Exercise instructions:
The entries need to be copied exactly.

(Part of a data file)

^^^^^^^^

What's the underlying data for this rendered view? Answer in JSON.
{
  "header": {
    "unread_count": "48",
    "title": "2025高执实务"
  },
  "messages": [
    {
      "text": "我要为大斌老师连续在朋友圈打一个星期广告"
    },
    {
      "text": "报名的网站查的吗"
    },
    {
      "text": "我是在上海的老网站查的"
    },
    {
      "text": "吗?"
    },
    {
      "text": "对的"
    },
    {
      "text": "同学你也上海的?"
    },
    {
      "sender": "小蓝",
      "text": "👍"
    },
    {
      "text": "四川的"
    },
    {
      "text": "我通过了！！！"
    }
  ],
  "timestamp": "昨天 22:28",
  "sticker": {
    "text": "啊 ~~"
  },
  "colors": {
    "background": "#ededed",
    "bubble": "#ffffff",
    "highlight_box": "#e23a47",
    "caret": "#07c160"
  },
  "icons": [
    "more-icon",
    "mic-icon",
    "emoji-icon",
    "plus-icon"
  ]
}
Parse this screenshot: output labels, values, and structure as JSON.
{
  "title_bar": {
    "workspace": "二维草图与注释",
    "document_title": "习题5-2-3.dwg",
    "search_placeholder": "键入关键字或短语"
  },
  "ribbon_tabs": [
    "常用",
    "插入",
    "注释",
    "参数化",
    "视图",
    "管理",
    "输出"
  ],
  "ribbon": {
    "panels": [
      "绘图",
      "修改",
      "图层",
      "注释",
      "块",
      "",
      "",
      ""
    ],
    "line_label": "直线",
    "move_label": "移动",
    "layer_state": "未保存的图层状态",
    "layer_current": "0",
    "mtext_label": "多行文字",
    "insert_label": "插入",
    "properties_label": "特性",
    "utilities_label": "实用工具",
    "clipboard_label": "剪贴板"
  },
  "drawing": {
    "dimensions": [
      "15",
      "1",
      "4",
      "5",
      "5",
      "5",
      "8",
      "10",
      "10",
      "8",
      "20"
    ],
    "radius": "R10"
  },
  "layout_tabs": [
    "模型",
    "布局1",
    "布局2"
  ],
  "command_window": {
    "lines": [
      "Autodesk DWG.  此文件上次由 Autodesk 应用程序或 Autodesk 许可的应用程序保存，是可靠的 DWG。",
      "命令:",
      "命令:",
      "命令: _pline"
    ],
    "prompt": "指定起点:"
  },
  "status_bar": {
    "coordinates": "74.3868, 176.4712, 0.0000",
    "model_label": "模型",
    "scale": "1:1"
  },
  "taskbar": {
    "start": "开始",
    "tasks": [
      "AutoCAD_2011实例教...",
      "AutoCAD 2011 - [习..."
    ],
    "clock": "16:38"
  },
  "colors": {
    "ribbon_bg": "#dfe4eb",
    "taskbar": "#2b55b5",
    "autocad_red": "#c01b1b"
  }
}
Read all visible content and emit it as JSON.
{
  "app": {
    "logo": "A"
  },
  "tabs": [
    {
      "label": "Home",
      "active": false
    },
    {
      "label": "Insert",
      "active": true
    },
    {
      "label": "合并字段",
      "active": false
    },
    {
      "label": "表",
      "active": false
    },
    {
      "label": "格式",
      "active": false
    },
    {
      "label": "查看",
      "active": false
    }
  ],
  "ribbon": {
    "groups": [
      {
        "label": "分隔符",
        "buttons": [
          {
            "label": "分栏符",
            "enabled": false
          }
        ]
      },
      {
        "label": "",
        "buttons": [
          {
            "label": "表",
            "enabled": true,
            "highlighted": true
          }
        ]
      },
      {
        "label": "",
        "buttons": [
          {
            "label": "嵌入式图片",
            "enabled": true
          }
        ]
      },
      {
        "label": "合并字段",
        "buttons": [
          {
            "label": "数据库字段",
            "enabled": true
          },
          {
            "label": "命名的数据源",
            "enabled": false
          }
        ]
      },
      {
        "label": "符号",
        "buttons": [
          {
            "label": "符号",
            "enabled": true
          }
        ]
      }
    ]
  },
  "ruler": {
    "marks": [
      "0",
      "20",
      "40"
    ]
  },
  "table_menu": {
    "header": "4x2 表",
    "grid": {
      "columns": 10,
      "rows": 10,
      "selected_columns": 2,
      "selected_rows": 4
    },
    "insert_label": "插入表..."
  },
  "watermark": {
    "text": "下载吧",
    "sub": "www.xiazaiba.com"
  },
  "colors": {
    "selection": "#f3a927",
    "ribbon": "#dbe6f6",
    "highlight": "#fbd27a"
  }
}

^^^^^^^^

Task answer:
What's the underlying data for this rendered view? Answer in JSON.
{
  "header": {
    "unread_count": "48",
    "title": "2025高执实务"
  },
  "messages": [
    {
      "text": "我要为大斌老师连续在朋友圈打一个星期广告"
    },
    {
      "text": "报名的网站查的吗"
    },
    {
      "text": "我是在上海的老网站查的"
    },
    {
      "text": "吗?"
    },
    {
      "text": "对的"
    },
    {
      "text": "同学你也上海的?"
    },
    {
      "sender": "小蓝",
      "text": "👍"
    },
    {
      "text": "四川的"
    },
    {
      "text": "我通过了！！！"
    }
  ],
  "timestamp": "昨天 22:28",
  "sticker": {
    "text": "啊 ~~"
  },
  "colors": {
    "background": "#ededed",
    "bubble": "#ffffff",
    "highlight_box": "#e23a47",
    "caret": "#07c160"
  },
  "icons": [
    "more-icon",
    "mic-icon",
    "emoji-icon",
    "plus-icon"
  ]
}
Parse this screenshot: output labels, values, and structure as JSON.
{
  "title_bar": {
    "workspace": "二维草图与注释",
    "document_title": "习题5-2-3.dwg",
    "search_placeholder": "键入关键字或短语"
  },
  "ribbon_tabs": [
    "常用",
    "插入",
    "注释",
    "参数化",
    "视图",
    "管理",
    "输出"
  ],
  "ribbon": {
    "panels": [
      "绘图",
      "修改",
      "图层",
      "注释",
      "块",
      "",
      "",
      ""
    ],
    "line_label": "直线",
    "move_label": "移动",
    "layer_state": "未保存的图层状态",
    "layer_current": "0",
    "mtext_label": "多行文字",
    "insert_label": "插入",
    "properties_label": "特性",
    "utilities_label": "实用工具",
    "clipboard_label": "剪贴板"
  },
  "drawing": {
    "dimensions": [
      "15",
      "1",
      "4",
      "5",
      "5",
      "5",
      "8",
      "10",
      "10",
      "8",
      "20"
    ],
    "radius": "R10"
  },
  "layout_tabs": [
    "模型",
    "布局1",
    "布局2"
  ],
  "command_window": {
    "lines": [
      "Autodesk DWG.  此文件上次由 Autodesk 应用程序或 Autodesk 许可的应用程序保存，是可靠的 DWG。",
      "命令:",
      "命令:",
      "命令: _pline"
    ],
    "prompt": "指定起点:"
  },
  "status_bar": {
    "coordinates": "74.3868, 176.4712, 0.0000",
    "model_label": "模型",
    "scale": "1:1"
  },
  "taskbar": {
    "start": "开始",
    "tasks": [
      "AutoCAD_2011实例教...",
      "AutoCAD 2011 - [习..."
    ],
    "clock": "16:38"
  },
  "colors": {
    "ribbon_bg": "#dfe4eb",
    "taskbar": "#2b55b5",
    "autocad_red": "#c01b1b"
  }
}
Read all visible content and emit it as JSON.
{
  "app": {
    "logo": "A"
  },
  "tabs": [
    {
      "label": "Home",
      "active": false
    },
    {
      "label": "Insert",
      "active": true
    },
    {
      "label": "合并字段",
      "active": false
    },
    {
      "label": "表",
      "active": false
    },
    {
      "label": "格式",
      "active": false
    },
    {
      "label": "查看",
      "active": false
    }
  ],
  "ribbon": {
    "groups": [
      {
        "label": "分隔符",
        "buttons": [
          {
            "label": "分栏符",
            "enabled": false
          }
        ]
      },
      {
        "label": "",
        "buttons": [
          {
            "label": "表",
            "enabled": true,
            "highlighted": true
          }
        ]
      },
      {
        "label": "",
        "buttons": [
          {
            "label": "嵌入式图片",
            "enabled": true
          }
        ]
      },
      {
        "label": "合并字段",
        "buttons": [
          {
            "label": "数据库字段",
            "enabled": true
          },
          {
            "label": "命名的数据源",
            "enabled": false
          }
        ]
      },
      {
        "label": "符号",
        "buttons": [
          {
            "label": "符号",
            "enabled": true
          }
        ]
      }
    ]
  },
  "ruler": {
    "marks": [
      "0",
      "20",
      "40"
    ]
  },
  "table_menu": {
    "header": "4x2 表",
    "grid": {
      "columns": 10,
      "rows": 10,
      "selected_columns": 2,
      "selected_rows": 4
    },
    "insert_label": "插入表..."
  },
  "watermark": {
    "text": "下载吧",
    "sub": "www.xiazaiba.com"
  },
  "colors": {
    "selection": "#f3a927",
    "ribbon": "#dbe6f6",
    "highlight": "#fbd27a"
  }
}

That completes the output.